**Exercise brief:** Looking at the data below, count the lines that contain the string "resalte". Write only the total.

□ □ □ □ □ □ □

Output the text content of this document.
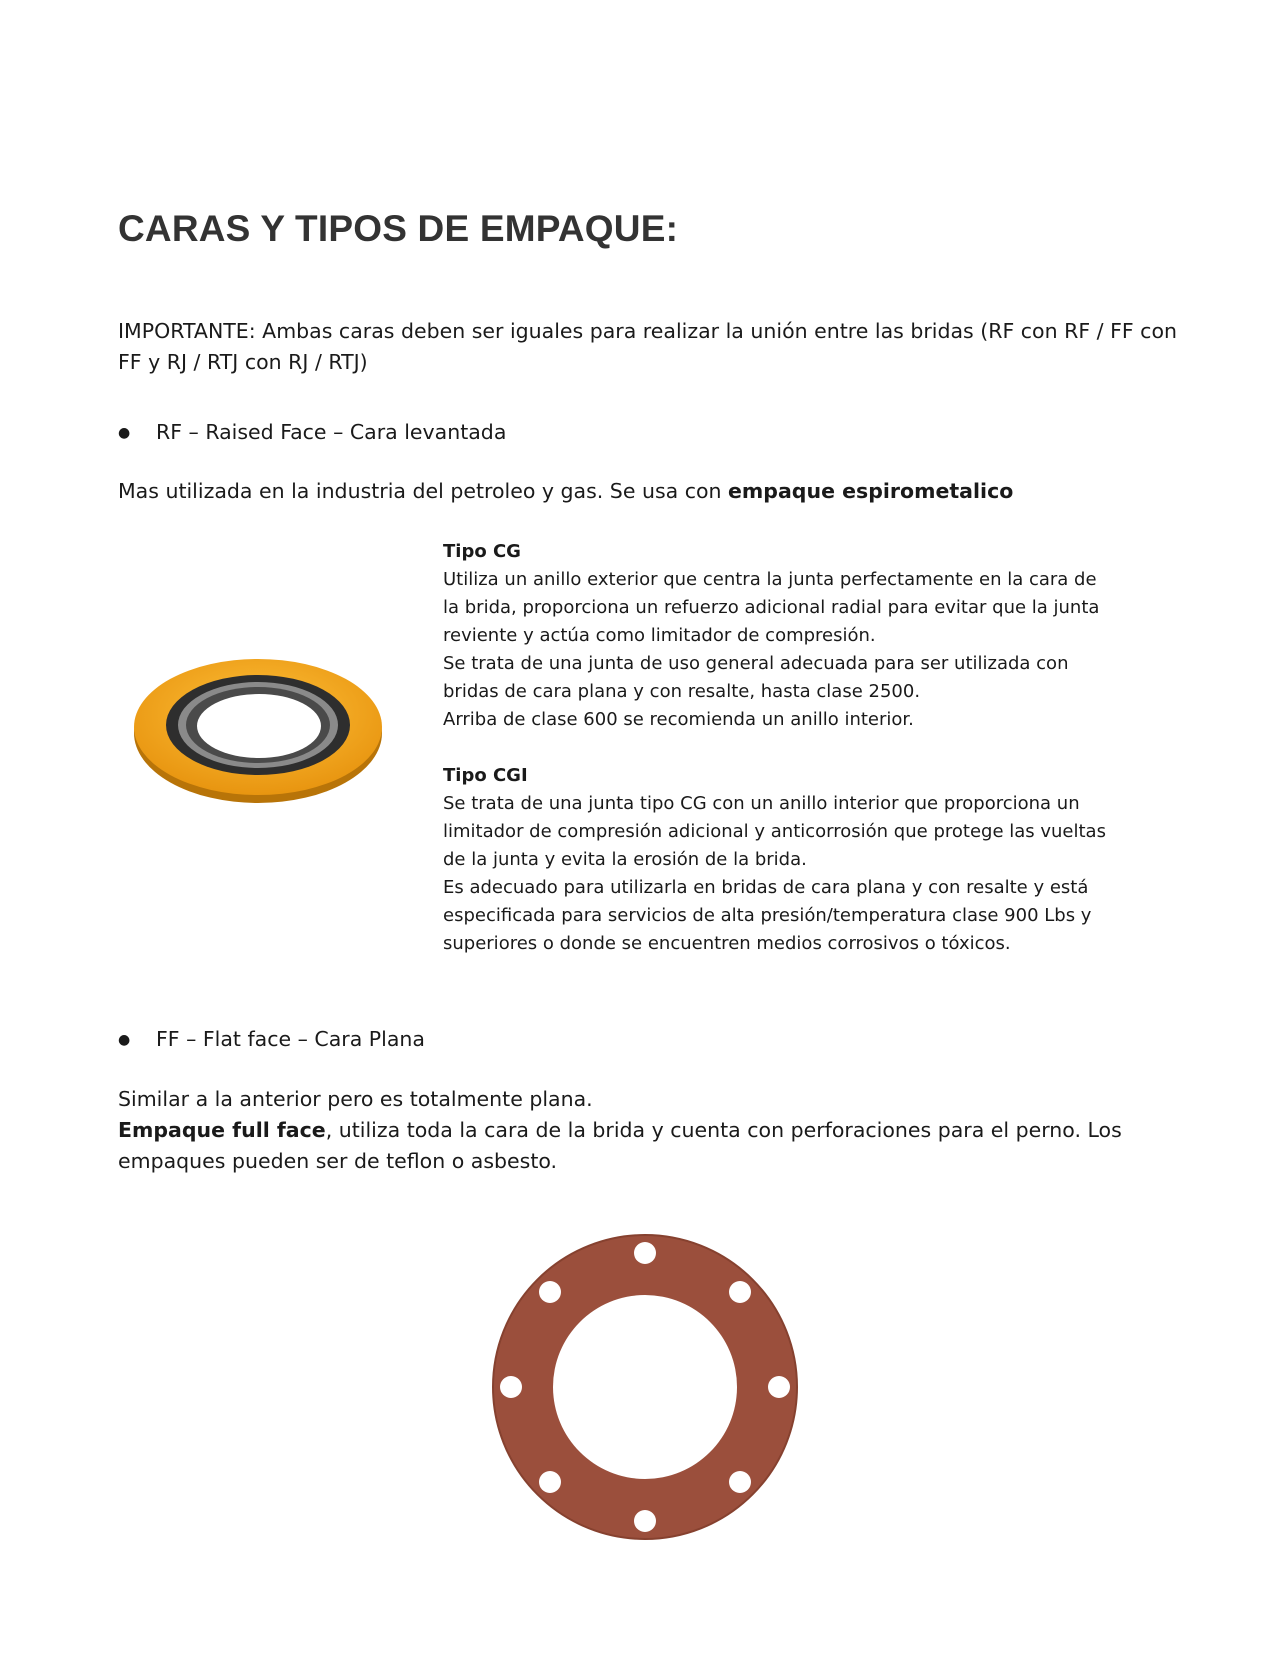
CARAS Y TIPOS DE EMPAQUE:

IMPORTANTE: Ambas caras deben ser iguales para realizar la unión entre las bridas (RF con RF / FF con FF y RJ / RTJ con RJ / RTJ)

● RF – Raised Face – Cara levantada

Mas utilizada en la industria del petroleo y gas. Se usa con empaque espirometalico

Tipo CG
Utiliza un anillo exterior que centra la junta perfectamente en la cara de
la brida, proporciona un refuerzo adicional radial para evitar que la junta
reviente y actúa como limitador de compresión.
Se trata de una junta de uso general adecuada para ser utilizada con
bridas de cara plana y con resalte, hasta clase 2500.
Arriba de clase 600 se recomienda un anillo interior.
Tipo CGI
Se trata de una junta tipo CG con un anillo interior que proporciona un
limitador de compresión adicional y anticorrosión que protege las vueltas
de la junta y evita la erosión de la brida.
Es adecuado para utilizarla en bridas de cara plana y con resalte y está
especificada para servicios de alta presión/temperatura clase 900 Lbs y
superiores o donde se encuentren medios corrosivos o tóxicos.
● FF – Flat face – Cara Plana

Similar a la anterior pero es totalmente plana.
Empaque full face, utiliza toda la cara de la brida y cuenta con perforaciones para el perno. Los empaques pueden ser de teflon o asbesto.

□ □ □ □ □ □ □

**Final result:** 2